-- START OF EXERCISE MATERIALS --

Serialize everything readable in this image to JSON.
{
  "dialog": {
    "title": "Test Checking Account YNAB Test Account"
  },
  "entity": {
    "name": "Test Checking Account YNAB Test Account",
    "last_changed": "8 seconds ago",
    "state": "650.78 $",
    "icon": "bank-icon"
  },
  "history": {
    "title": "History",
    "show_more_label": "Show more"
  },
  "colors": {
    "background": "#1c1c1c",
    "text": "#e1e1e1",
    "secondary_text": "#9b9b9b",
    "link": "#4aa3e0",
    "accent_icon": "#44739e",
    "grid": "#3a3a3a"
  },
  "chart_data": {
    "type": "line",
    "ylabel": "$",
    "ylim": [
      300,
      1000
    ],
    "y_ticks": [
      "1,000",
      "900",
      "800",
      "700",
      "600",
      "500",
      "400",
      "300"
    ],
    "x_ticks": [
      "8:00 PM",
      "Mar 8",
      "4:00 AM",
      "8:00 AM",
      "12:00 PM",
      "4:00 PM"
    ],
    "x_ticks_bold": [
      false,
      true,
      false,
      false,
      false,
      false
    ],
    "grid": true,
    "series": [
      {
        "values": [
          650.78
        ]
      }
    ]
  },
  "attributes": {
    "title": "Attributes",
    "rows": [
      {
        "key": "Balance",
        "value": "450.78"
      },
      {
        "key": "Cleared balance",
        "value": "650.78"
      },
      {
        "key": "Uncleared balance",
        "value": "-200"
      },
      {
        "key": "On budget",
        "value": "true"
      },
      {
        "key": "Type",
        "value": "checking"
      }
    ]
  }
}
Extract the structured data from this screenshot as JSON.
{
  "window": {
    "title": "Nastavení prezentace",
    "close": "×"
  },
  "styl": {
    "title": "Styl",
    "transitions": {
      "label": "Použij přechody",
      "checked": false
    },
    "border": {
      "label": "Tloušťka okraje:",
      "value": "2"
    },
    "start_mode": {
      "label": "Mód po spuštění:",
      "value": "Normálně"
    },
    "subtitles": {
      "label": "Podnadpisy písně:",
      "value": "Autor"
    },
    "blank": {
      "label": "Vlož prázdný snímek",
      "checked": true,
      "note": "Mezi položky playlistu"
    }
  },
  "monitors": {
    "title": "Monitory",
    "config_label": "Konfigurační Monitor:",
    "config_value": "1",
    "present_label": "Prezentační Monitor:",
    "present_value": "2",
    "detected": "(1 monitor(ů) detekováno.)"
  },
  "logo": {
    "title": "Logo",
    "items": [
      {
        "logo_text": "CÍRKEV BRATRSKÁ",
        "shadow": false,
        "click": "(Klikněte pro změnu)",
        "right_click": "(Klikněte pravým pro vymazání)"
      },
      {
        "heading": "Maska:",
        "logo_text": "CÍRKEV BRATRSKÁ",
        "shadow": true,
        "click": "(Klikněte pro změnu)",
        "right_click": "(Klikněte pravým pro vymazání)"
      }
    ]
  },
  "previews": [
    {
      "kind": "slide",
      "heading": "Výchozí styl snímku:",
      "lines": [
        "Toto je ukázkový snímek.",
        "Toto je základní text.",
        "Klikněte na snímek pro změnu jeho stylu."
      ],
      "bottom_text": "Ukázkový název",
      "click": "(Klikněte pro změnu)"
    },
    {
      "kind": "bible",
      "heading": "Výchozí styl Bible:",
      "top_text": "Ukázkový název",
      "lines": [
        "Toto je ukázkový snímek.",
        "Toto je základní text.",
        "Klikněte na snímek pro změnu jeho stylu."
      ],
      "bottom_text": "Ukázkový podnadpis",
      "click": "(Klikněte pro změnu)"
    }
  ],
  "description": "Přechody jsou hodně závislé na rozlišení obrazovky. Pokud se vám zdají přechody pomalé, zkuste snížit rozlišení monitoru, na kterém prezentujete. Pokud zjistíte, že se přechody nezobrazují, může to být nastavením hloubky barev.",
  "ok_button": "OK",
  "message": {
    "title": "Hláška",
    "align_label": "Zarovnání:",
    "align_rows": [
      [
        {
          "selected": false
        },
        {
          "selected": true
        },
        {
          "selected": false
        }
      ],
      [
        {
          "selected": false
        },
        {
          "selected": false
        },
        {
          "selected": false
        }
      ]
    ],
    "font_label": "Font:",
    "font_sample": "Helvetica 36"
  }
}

-- END OF EXERCISE MATERIALS --

### TASK
Tally the lines containing "Test". Provide the number without any other words.

### REPLY
2